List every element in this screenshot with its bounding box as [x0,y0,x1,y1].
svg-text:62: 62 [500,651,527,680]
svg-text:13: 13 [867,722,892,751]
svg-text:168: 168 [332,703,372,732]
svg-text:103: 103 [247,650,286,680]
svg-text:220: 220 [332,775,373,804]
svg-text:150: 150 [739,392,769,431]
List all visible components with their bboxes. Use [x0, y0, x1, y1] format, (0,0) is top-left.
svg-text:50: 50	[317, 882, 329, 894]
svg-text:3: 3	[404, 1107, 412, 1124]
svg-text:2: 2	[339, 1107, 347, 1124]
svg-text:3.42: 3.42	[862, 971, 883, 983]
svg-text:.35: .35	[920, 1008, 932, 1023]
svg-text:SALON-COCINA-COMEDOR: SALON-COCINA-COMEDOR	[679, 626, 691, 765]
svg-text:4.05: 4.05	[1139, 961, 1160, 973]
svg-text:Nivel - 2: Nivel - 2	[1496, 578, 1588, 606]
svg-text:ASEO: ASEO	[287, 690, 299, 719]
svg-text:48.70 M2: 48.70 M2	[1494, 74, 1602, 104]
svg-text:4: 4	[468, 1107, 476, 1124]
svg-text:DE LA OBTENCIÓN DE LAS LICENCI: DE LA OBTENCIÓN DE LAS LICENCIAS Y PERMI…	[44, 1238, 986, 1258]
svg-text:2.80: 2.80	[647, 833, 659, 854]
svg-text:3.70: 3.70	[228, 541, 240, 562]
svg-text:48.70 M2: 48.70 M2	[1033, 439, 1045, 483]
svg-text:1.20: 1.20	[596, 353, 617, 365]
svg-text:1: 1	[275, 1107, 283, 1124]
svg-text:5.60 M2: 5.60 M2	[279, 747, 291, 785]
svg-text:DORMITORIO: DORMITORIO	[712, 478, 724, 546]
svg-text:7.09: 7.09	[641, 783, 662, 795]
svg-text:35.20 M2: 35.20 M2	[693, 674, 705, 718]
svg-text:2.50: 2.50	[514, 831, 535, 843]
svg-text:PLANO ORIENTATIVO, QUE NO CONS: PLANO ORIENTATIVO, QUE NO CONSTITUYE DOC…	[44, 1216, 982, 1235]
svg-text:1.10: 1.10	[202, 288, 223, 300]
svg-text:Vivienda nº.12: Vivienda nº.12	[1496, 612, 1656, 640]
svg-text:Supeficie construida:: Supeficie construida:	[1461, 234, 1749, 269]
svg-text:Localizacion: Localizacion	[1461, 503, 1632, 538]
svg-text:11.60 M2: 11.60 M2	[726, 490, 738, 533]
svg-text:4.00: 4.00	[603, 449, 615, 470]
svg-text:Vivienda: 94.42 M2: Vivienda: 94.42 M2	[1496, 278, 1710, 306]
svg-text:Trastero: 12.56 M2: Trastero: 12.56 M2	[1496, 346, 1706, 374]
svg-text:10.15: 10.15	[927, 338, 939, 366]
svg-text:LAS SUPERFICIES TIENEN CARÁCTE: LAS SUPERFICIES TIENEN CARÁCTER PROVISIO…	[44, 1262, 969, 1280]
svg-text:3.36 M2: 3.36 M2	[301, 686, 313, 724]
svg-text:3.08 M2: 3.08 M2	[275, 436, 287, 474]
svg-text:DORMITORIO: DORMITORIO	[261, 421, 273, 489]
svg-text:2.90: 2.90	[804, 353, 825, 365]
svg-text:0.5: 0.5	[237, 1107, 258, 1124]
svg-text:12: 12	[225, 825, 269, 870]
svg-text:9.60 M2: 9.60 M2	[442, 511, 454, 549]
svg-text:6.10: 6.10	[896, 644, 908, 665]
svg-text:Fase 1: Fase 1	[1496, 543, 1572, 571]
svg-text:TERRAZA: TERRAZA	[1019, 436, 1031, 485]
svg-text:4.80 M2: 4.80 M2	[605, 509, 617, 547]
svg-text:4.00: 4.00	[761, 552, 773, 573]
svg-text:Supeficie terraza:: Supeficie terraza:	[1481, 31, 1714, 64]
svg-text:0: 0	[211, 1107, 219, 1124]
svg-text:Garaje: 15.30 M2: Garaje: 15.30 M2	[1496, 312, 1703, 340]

****

- _THE REQUEST_: Rewrite everything from the start of the records down to the line containing "svg-text:220: 220 [332,775,373,804]", that line included, with "image" in place of "screenshot" and nothing else altered.

- _REPLY TO THE EXERCISE_:
List every element in this image with its bounding box as [x0,y0,x1,y1].
svg-text:62: 62 [500,651,527,680]
svg-text:13: 13 [867,722,892,751]
svg-text:168: 168 [332,703,372,732]
svg-text:103: 103 [247,650,286,680]
svg-text:220: 220 [332,775,373,804]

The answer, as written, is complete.